## Challenge
Below is a block of records; repeat each one exactly.

[Some records]

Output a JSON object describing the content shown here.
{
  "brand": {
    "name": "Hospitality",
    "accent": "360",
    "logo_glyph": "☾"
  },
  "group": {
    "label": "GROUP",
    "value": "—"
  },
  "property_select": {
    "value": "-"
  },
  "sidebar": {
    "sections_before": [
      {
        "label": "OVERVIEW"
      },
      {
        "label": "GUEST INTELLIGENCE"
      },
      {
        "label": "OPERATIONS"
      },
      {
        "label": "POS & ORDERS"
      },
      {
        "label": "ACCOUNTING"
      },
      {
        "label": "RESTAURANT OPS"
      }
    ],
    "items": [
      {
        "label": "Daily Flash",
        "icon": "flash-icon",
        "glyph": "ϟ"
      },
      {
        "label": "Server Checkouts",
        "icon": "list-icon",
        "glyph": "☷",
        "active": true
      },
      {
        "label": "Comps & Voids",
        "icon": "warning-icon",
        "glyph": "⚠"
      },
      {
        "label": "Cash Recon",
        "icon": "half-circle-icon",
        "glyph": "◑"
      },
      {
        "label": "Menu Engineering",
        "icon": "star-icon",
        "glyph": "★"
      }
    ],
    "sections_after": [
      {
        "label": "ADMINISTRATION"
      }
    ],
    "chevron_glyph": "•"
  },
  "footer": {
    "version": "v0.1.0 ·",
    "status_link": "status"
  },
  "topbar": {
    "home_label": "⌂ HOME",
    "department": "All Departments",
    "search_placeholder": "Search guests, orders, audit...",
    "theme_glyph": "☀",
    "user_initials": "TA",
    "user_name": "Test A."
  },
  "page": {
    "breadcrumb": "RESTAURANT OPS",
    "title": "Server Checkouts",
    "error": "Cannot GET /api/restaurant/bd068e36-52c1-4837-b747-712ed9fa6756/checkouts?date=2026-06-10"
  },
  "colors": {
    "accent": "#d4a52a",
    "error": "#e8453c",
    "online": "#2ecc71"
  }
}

## Solved exercise
Output a JSON object describing the content shown here.
{
  "brand": {
    "name": "Hospitality",
    "accent": "360",
    "logo_glyph": "☾"
  },
  "group": {
    "label": "GROUP",
    "value": "—"
  },
  "property_select": {
    "value": "-"
  },
  "sidebar": {
    "sections_before": [
      {
        "label": "OVERVIEW"
      },
      {
        "label": "GUEST INTELLIGENCE"
      },
      {
        "label": "OPERATIONS"
      },
      {
        "label": "POS & ORDERS"
      },
      {
        "label": "ACCOUNTING"
      },
      {
        "label": "RESTAURANT OPS"
      }
    ],
    "items": [
      {
        "label": "Daily Flash",
        "icon": "flash-icon",
        "glyph": "ϟ"
      },
      {
        "label": "Server Checkouts",
        "icon": "list-icon",
        "glyph": "☷",
        "active": true
      },
      {
        "label": "Comps & Voids",
        "icon": "warning-icon",
        "glyph": "⚠"
      },
      {
        "label": "Cash Recon",
        "icon": "half-circle-icon",
        "glyph": "◑"
      },
      {
        "label": "Menu Engineering",
        "icon": "star-icon",
        "glyph": "★"
      }
    ],
    "sections_after": [
      {
        "label": "ADMINISTRATION"
      }
    ],
    "chevron_glyph": "•"
  },
  "footer": {
    "version": "v0.1.0 ·",
    "status_link": "status"
  },
  "topbar": {
    "home_label": "⌂ HOME",
    "department": "All Departments",
    "search_placeholder": "Search guests, orders, audit...",
    "theme_glyph": "☀",
    "user_initials": "TA",
    "user_name": "Test A."
  },
  "page": {
    "breadcrumb": "RESTAURANT OPS",
    "title": "Server Checkouts",
    "error": "Cannot GET /api/restaurant/bd068e36-52c1-4837-b747-712ed9fa6756/checkouts?date=2026-06-10"
  },
  "colors": {
    "accent": "#d4a52a",
    "error": "#e8453c",
    "online": "#2ecc71"
  }
}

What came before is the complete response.